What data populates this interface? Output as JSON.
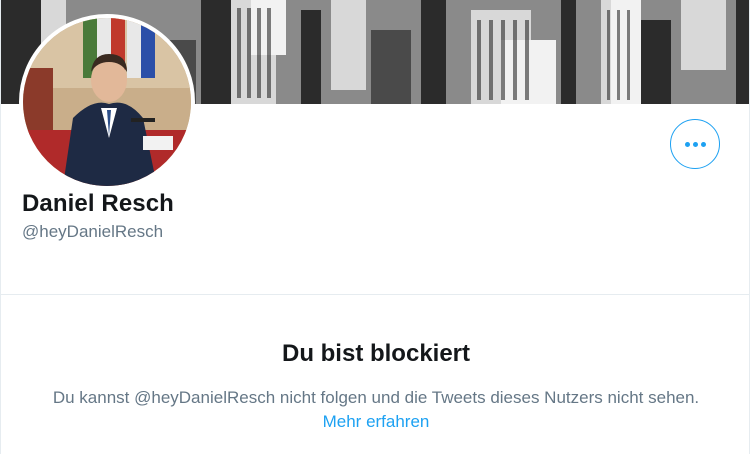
{
  "profile": {
    "display_name": "Daniel Resch",
    "handle": "@heyDanielResch",
    "banner": "city-skyline-photo",
    "avatar": "profile-photo"
  },
  "actions": {
    "more_icon": "more-horizontal-icon"
  },
  "blocked_notice": {
    "title": "Du bist blockiert",
    "message": "Du kannst @heyDanielResch nicht folgen und die Tweets dieses Nutzers nicht sehen.",
    "link_label": "Mehr erfahren"
  },
  "colors": {
    "accent": "#1da1f2",
    "text_primary": "#14171a",
    "text_secondary": "#657786",
    "border": "#e6ecf0"
  }
}
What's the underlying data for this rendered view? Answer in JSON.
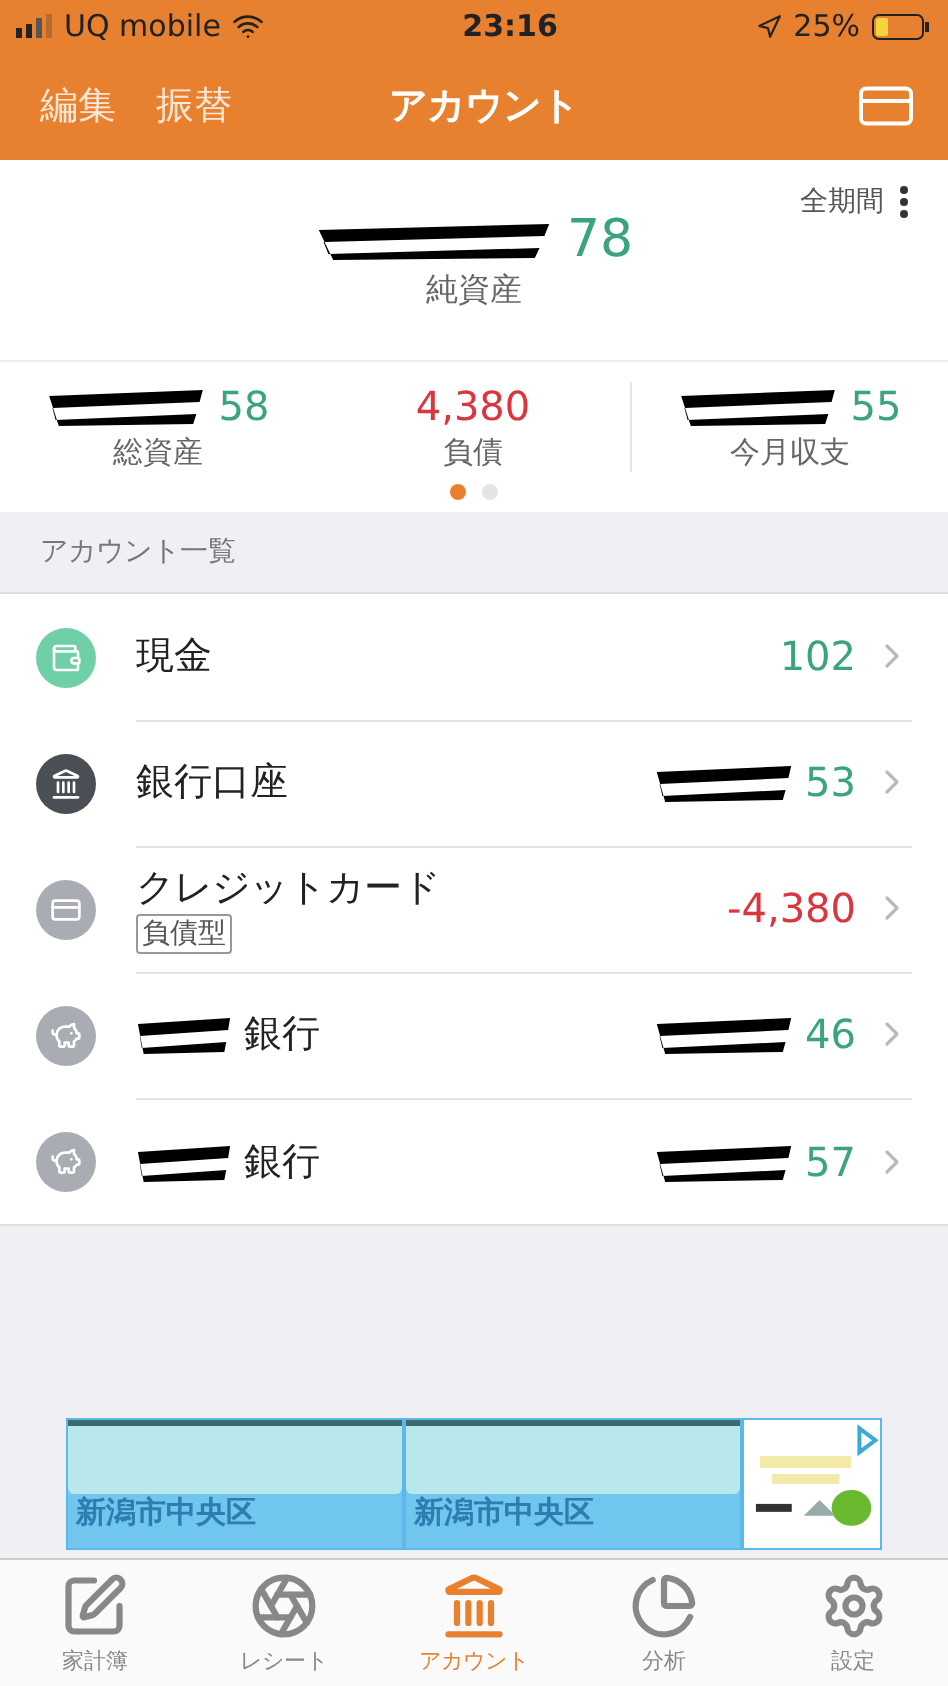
{
  "status_bar": {
    "carrier": "UQ mobile",
    "time": "23:16",
    "battery": "25%"
  },
  "nav": {
    "left": [
      "編集",
      "振替"
    ],
    "title": "アカウント"
  },
  "summary": {
    "period": "全期間",
    "net": {
      "value": "78",
      "color": "#3aa57a",
      "label": "純資産",
      "redacted": true
    },
    "stats": [
      {
        "value": "58",
        "color": "#3aa57a",
        "label": "総資産",
        "redacted": true
      },
      {
        "value": "4,380",
        "color": "#d9363e",
        "label": "負債",
        "redacted": false
      },
      {
        "value": "55",
        "color": "#3aa57a",
        "label": "今月収支",
        "redacted": true
      }
    ],
    "pages": [
      {
        "selected": true
      },
      {
        "selected": false
      }
    ]
  },
  "section": "アカウント一覧",
  "accounts": [
    {
      "kind": "wallet",
      "color": "#6fcfa6",
      "name": "現金",
      "name_redacted": false,
      "balance": {
        "text": "102",
        "color": "#3aa57a"
      },
      "redacted": false
    },
    {
      "kind": "bank",
      "color": "#4a4e55",
      "name": "銀行口座",
      "name_redacted": false,
      "balance": {
        "text": "53",
        "color": "#3aa57a"
      },
      "redacted": true
    },
    {
      "kind": "card",
      "color": "#a9adb3",
      "name": "クレジットカード",
      "tag": "負債型",
      "name_redacted": false,
      "balance": {
        "text": "-4,380",
        "color": "#d9363e"
      },
      "redacted": false
    },
    {
      "kind": "piggy",
      "color": "#a9adb3",
      "name": "銀行",
      "name_redacted": true,
      "balance": {
        "text": "46",
        "color": "#3aa57a"
      },
      "redacted": true
    },
    {
      "kind": "piggy",
      "color": "#a9adb3",
      "name": "銀行",
      "name_redacted": true,
      "balance": {
        "text": "57",
        "color": "#3aa57a"
      },
      "redacted": true
    }
  ],
  "ad": {
    "tiles": [
      "新潟市中央区",
      "新潟市中央区"
    ],
    "image": {
      "kind": "picture"
    }
  },
  "tabs": [
    {
      "kind": "book",
      "label": "家計簿",
      "selected": false
    },
    {
      "kind": "receipt",
      "label": "レシート",
      "selected": false
    },
    {
      "kind": "account",
      "label": "アカウント",
      "selected": true
    },
    {
      "kind": "analysis",
      "label": "分析",
      "selected": false
    },
    {
      "kind": "settings",
      "label": "設定",
      "selected": false
    }
  ]
}
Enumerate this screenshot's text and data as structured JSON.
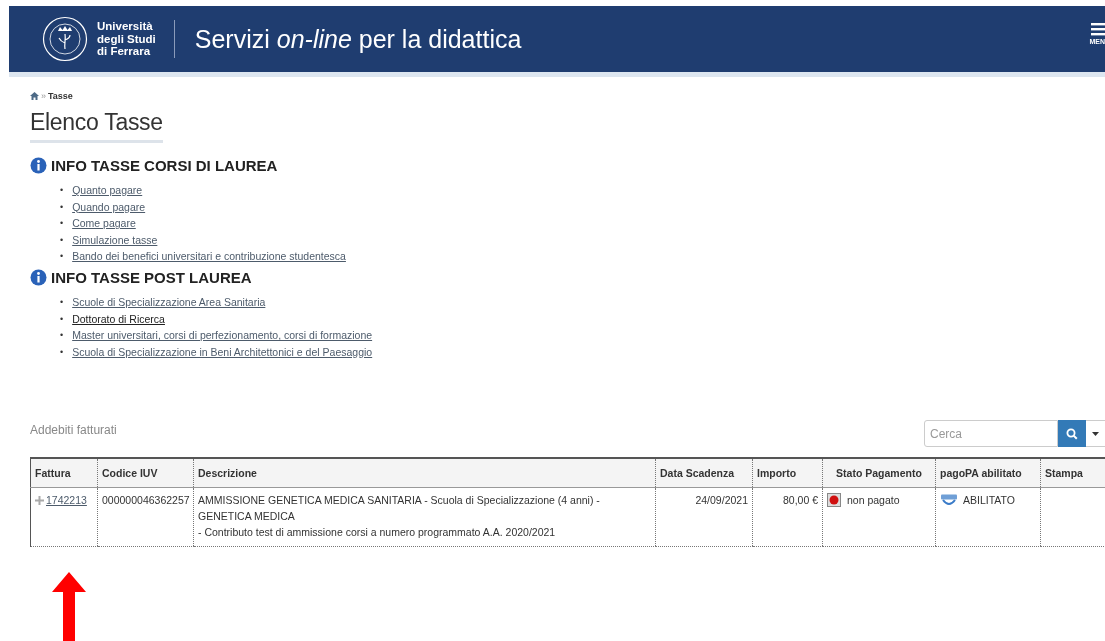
{
  "header": {
    "university_name": [
      "Università",
      "degli Studi",
      "di Ferrara"
    ],
    "title": "Servizi *on-line* per la didattica",
    "menu_label": "MEN"
  },
  "breadcrumb": {
    "separator": "»",
    "current": "Tasse"
  },
  "page_title": "Elenco Tasse",
  "sections": [
    {
      "heading": "INFO TASSE CORSI DI LAUREA",
      "bullet": "•",
      "links": [
        {
          "label": "Quanto pagare",
          "visited": false
        },
        {
          "label": "Quando pagare",
          "visited": false
        },
        {
          "label": "Come pagare",
          "visited": false
        },
        {
          "label": "Simulazione tasse",
          "visited": false
        },
        {
          "label": "Bando dei benefici universitari e contribuzione studentesca",
          "visited": false
        }
      ]
    },
    {
      "heading": "INFO TASSE POST LAUREA",
      "bullet": "•",
      "links": [
        {
          "label": "Scuole di Specializzazione Area Sanitaria",
          "visited": false
        },
        {
          "label": "Dottorato di Ricerca",
          "visited": true
        },
        {
          "label": "Master universitari, corsi di perfezionamento, corsi di formazione",
          "visited": false
        },
        {
          "label": "Scuola di Specializzazione in Beni Architettonici e del Paesaggio",
          "visited": false
        }
      ]
    }
  ],
  "search": {
    "placeholder": "Cerca"
  },
  "table": {
    "caption": "Addebiti fatturati",
    "columns": [
      "Fattura",
      "Codice IUV",
      "Descrizione",
      "Data Scadenza",
      "Importo",
      "Stato Pagamento",
      "pagoPA abilitato",
      "Stampa"
    ],
    "rows": [
      {
        "expanded": false,
        "invoice": "1742213",
        "iuv": "000000046362257",
        "description": [
          "AMMISSIONE GENETICA MEDICA SANITARIA - Scuola di Specializzazione (4 anni) - GENETICA MEDICA",
          "- Contributo test di ammissione corsi a numero programmato A.A. 2020/2021"
        ],
        "due_date": "24/09/2021",
        "amount": "80,00 €",
        "paid": false,
        "status": "non pagato",
        "pagopa": "ABILITATO"
      }
    ]
  }
}
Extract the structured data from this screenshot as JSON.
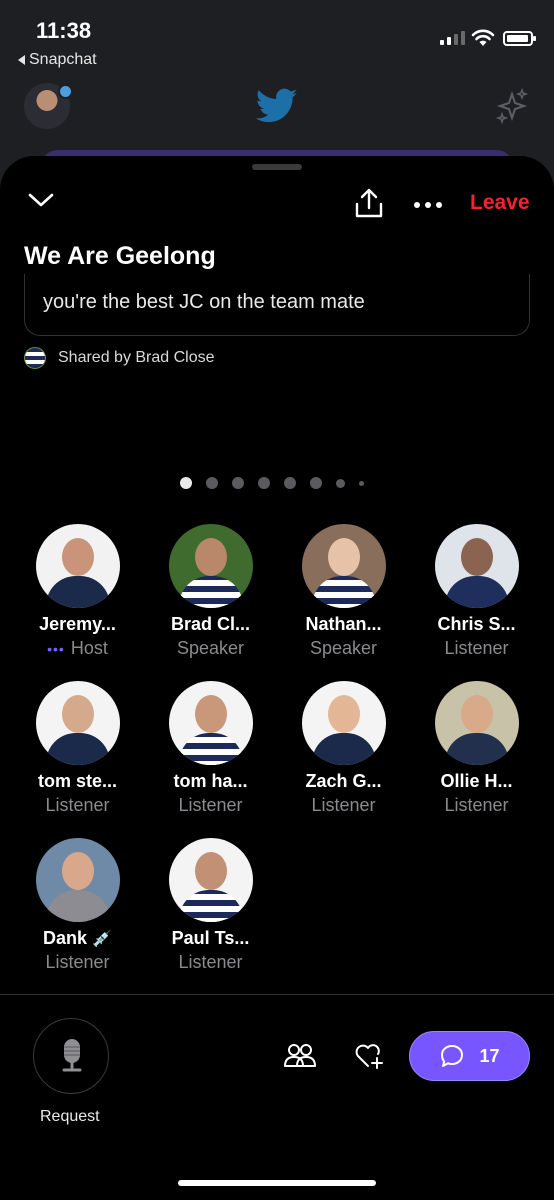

+ + + + + + +

* [Short exercise] Each record above should come back exactly the same, only without its pictures.

* [Task output]
What data populates this interface? Output as JSON.
{
  "profile": {
    "display_name": "Daniel Resch",
    "handle": "@heyDanielResch",
    "banner": "city-skyline-photo",
    "avatar": "profile-photo"
  },
  "actions": {
    "more_icon": "more-horizontal-icon"
  },
  "blocked_notice": {
    "title": "Du bist blockiert",
    "message": "Du kannst @heyDanielResch nicht folgen und die Tweets dieses Nutzers nicht sehen.",
    "link_label": "Mehr erfahren"
  },
  "colors": {
    "accent": "#1da1f2",
    "text_primary": "#14171a",
    "text_secondary": "#657786",
    "border": "#e6ecf0"
  }
}
What's the underlying data for this rendered view? Answer in JSON.
{
  "status_bar": {
    "carrier": "UQ mobile",
    "time": "23:16",
    "battery": "25%"
  },
  "nav": {
    "left": [
      "編集",
      "振替"
    ],
    "title": "アカウント"
  },
  "summary": {
    "period": "全期間",
    "net": {
      "value": "78",
      "color": "#3aa57a",
      "label": "純資産",
      "redacted": true
    },
    "stats": [
      {
        "value": "58",
        "color": "#3aa57a",
        "label": "総資産",
        "redacted": true
      },
      {
        "value": "4,380",
        "color": "#d9363e",
        "label": "負債",
        "redacted": false
      },
      {
        "value": "55",
        "color": "#3aa57a",
        "label": "今月収支",
        "redacted": true
      }
    ],
    "pages": [
      {
        "selected": true
      },
      {
        "selected": false
      }
    ]
  },
  "section": "アカウント一覧",
  "accounts": [
    {
      "kind": "wallet",
      "color": "#6fcfa6",
      "name": "現金",
      "name_redacted": false,
      "balance": {
        "text": "102",
        "color": "#3aa57a"
      },
      "redacted": false
    },
    {
      "kind": "bank",
      "color": "#4a4e55",
      "name": "銀行口座",
      "name_redacted": false,
      "balance": {
        "text": "53",
        "color": "#3aa57a"
      },
      "redacted": true
    },
    {
      "kind": "card",
      "color": "#a9adb3",
      "name": "クレジットカード",
      "tag": "負債型",
      "name_redacted": false,
      "balance": {
        "text": "-4,380",
        "color": "#d9363e"
      },
      "redacted": false
    },
    {
      "kind": "piggy",
      "color": "#a9adb3",
      "name": "銀行",
      "name_redacted": true,
      "balance": {
        "text": "46",
        "color": "#3aa57a"
      },
      "redacted": true
    },
    {
      "kind": "piggy",
      "color": "#a9adb3",
      "name": "銀行",
      "name_redacted": true,
      "balance": {
        "text": "57",
        "color": "#3aa57a"
      },
      "redacted": true
    }
  ],
  "ad": {
    "tiles": [
      "新潟市中央区",
      "新潟市中央区"
    ],
    "image": {
      "kind": "picture"
    }
  },
  "tabs": [
    {
      "kind": "book",
      "label": "家計簿",
      "selected": false
    },
    {
      "kind": "receipt",
      "label": "レシート",
      "selected": false
    },
    {
      "kind": "account",
      "label": "アカウント",
      "selected": true
    },
    {
      "kind": "analysis",
      "label": "分析",
      "selected": false
    },
    {
      "kind": "settings",
      "label": "設定",
      "selected": false
    }
  ]
}
Enumerate this screenshot's text and data as structured JSON.
{
  "header": {
    "university_name": [
      "Università",
      "degli Studi",
      "di Ferrara"
    ],
    "title": "Servizi *on-line* per la didattica",
    "menu_label": "MEN"
  },
  "breadcrumb": {
    "separator": "»",
    "current": "Tasse"
  },
  "page_title": "Elenco Tasse",
  "sections": [
    {
      "heading": "INFO TASSE CORSI DI LAUREA",
      "bullet": "•",
      "links": [
        {
          "label": "Quanto pagare",
          "visited": false
        },
        {
          "label": "Quando pagare",
          "visited": false
        },
        {
          "label": "Come pagare",
          "visited": false
        },
        {
          "label": "Simulazione tasse",
          "visited": false
        },
        {
          "label": "Bando dei benefici universitari e contribuzione studentesca",
          "visited": false
        }
      ]
    },
    {
      "heading": "INFO TASSE POST LAUREA",
      "bullet": "•",
      "links": [
        {
          "label": "Scuole di Specializzazione Area Sanitaria",
          "visited": false
        },
        {
          "label": "Dottorato di Ricerca",
          "visited": true
        },
        {
          "label": "Master universitari, corsi di perfezionamento, corsi di formazione",
          "visited": false
        },
        {
          "label": "Scuola di Specializzazione in Beni Architettonici e del Paesaggio",
          "visited": false
        }
      ]
    }
  ],
  "search": {
    "placeholder": "Cerca"
  },
  "table": {
    "caption": "Addebiti fatturati",
    "columns": [
      "Fattura",
      "Codice IUV",
      "Descrizione",
      "Data Scadenza",
      "Importo",
      "Stato Pagamento",
      "pagoPA abilitato",
      "Stampa"
    ],
    "rows": [
      {
        "expanded": false,
        "invoice": "1742213",
        "iuv": "000000046362257",
        "description": [
          "AMMISSIONE GENETICA MEDICA SANITARIA - Scuola di Specializzazione (4 anni) - GENETICA MEDICA",
          "- Contributo test di ammissione corsi a numero programmato A.A. 2020/2021"
        ],
        "due_date": "24/09/2021",
        "amount": "80,00 €",
        "paid": false,
        "status": "non pagato",
        "pagopa": "ABILITATO"
      }
    ]
  }
}
Extract the structured data from this screenshot as JSON.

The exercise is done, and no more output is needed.